Task brief ::
Using the material that follows, identify and copy each line with the string "развития".

━━━ Record set

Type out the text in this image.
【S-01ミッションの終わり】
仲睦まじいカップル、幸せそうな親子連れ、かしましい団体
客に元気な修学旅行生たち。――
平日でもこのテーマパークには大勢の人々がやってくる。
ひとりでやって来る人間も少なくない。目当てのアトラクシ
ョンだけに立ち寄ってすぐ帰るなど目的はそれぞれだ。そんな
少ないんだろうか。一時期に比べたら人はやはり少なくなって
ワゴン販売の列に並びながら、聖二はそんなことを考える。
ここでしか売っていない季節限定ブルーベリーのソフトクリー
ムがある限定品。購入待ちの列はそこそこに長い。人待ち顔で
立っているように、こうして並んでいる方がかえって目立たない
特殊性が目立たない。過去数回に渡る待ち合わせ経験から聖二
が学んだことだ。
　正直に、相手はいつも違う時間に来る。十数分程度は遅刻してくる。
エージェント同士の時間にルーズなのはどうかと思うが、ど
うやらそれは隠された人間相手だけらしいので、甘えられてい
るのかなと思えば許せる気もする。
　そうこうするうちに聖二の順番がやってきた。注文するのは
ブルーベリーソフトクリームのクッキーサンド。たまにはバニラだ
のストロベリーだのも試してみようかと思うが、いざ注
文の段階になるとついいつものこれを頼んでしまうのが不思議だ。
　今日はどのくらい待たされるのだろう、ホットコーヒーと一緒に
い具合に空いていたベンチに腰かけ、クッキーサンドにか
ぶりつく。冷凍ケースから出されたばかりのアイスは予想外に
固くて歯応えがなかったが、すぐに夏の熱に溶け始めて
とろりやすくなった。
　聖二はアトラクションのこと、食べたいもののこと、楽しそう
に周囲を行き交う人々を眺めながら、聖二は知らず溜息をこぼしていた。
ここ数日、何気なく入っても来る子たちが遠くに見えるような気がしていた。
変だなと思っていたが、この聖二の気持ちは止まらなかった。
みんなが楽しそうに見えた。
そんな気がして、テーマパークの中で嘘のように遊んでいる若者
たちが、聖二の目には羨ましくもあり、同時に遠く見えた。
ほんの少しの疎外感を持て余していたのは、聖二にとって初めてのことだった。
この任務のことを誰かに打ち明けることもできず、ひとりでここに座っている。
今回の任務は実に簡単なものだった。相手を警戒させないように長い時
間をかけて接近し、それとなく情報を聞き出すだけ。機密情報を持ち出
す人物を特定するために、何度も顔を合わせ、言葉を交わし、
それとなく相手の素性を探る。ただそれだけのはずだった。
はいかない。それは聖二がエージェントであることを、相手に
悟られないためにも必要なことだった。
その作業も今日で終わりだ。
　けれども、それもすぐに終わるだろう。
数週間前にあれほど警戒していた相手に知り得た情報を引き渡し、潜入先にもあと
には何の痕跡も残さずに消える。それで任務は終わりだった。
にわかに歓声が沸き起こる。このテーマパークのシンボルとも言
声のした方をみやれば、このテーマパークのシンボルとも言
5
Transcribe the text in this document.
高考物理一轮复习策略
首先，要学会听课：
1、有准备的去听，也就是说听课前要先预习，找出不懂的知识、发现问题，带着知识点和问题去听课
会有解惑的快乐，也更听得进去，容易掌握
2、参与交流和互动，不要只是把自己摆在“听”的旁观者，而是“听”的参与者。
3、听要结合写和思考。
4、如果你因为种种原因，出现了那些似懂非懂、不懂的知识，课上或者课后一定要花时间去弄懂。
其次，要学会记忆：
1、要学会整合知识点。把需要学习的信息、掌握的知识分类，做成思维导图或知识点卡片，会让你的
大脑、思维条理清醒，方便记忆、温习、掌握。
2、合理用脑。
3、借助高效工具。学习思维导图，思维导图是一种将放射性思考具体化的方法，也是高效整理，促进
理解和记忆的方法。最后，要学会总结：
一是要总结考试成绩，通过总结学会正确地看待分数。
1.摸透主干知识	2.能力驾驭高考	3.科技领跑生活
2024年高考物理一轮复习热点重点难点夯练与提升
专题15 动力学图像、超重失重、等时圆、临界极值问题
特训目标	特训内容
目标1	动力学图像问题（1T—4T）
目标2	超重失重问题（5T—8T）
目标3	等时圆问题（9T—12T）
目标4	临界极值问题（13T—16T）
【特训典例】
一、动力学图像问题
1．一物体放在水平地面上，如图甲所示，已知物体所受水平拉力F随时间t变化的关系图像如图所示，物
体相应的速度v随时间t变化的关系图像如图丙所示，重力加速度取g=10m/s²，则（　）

━━━━━━
━━━ Record set

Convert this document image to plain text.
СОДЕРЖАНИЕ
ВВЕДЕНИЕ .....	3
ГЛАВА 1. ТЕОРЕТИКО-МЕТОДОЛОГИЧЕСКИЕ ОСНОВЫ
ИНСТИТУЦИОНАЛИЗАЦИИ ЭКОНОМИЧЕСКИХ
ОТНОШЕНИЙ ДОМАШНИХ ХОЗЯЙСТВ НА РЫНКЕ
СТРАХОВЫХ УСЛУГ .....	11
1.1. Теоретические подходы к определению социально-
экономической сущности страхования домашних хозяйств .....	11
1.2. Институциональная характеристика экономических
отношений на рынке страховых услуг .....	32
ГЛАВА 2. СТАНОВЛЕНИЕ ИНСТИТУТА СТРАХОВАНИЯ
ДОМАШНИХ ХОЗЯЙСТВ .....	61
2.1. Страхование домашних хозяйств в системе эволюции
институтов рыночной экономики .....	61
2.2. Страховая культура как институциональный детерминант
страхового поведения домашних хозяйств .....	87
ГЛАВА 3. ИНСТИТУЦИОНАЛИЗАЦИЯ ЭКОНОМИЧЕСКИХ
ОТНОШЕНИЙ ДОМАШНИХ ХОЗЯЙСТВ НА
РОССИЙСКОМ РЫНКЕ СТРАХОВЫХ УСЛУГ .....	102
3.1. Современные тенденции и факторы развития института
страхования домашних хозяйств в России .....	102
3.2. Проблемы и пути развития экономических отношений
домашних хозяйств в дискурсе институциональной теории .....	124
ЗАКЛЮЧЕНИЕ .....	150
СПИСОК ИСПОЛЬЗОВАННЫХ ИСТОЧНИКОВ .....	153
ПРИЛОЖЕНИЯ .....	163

━━━━━━

Full answer ::
3.1. Современные тенденции и факторы развития института
3.2. Проблемы и пути развития экономических отношений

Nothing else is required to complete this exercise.